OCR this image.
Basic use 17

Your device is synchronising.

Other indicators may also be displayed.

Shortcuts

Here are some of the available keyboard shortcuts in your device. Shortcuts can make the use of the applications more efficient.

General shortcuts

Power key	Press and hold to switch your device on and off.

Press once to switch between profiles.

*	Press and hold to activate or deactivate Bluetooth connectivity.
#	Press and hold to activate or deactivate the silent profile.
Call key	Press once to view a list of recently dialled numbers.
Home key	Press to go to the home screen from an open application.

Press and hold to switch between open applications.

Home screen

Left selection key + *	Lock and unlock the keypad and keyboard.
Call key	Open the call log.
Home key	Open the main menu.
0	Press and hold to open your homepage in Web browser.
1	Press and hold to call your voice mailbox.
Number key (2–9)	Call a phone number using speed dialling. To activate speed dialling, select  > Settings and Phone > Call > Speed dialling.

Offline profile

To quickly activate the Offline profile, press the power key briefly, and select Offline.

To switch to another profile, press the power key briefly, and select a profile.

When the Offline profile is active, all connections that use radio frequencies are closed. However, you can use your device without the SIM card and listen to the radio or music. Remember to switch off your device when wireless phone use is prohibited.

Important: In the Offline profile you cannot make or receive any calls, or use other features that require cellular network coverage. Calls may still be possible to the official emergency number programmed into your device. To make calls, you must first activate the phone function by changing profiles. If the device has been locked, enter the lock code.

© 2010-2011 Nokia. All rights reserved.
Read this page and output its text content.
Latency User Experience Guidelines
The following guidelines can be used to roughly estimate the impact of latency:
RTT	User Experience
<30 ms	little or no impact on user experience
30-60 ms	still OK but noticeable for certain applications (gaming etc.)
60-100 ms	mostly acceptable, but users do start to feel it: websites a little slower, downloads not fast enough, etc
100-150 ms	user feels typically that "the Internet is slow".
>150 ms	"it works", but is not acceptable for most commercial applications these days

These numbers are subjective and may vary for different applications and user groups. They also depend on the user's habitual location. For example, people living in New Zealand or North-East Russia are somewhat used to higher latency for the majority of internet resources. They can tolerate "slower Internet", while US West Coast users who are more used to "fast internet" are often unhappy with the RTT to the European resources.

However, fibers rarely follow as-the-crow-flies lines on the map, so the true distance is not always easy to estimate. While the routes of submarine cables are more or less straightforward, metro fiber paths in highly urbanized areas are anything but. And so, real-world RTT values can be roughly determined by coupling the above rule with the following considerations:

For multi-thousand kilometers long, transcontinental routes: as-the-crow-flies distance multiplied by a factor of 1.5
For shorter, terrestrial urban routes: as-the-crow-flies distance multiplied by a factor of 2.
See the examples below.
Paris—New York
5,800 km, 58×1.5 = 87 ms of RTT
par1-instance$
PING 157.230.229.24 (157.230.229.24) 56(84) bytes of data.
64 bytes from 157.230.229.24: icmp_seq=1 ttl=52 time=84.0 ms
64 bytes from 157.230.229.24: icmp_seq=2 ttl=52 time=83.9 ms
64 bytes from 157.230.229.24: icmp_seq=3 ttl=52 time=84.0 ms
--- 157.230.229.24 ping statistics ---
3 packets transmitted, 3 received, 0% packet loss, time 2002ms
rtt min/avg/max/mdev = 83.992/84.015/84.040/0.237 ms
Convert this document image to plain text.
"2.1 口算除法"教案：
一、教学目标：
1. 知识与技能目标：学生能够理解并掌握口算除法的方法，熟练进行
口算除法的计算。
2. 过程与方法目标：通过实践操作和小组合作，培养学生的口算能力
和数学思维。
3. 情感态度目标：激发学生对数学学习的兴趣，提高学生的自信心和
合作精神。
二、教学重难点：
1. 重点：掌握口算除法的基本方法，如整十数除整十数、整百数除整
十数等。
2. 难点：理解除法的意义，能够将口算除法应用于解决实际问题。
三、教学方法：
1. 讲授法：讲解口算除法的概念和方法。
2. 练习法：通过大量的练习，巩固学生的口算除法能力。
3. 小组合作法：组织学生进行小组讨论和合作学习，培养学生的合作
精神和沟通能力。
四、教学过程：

## Task statement
Look over the records above and copy each line that includes the string "bytes".

## Response for this exercise
PING 157.230.229.24 (157.230.229.24) 56(84) bytes of data.
64 bytes from 157.230.229.24: icmp_seq=1 ttl=52 time=84.0 ms
64 bytes from 157.230.229.24: icmp_seq=2 ttl=52 time=83.9 ms
64 bytes from 157.230.229.24: icmp_seq=3 ttl=52 time=84.0 ms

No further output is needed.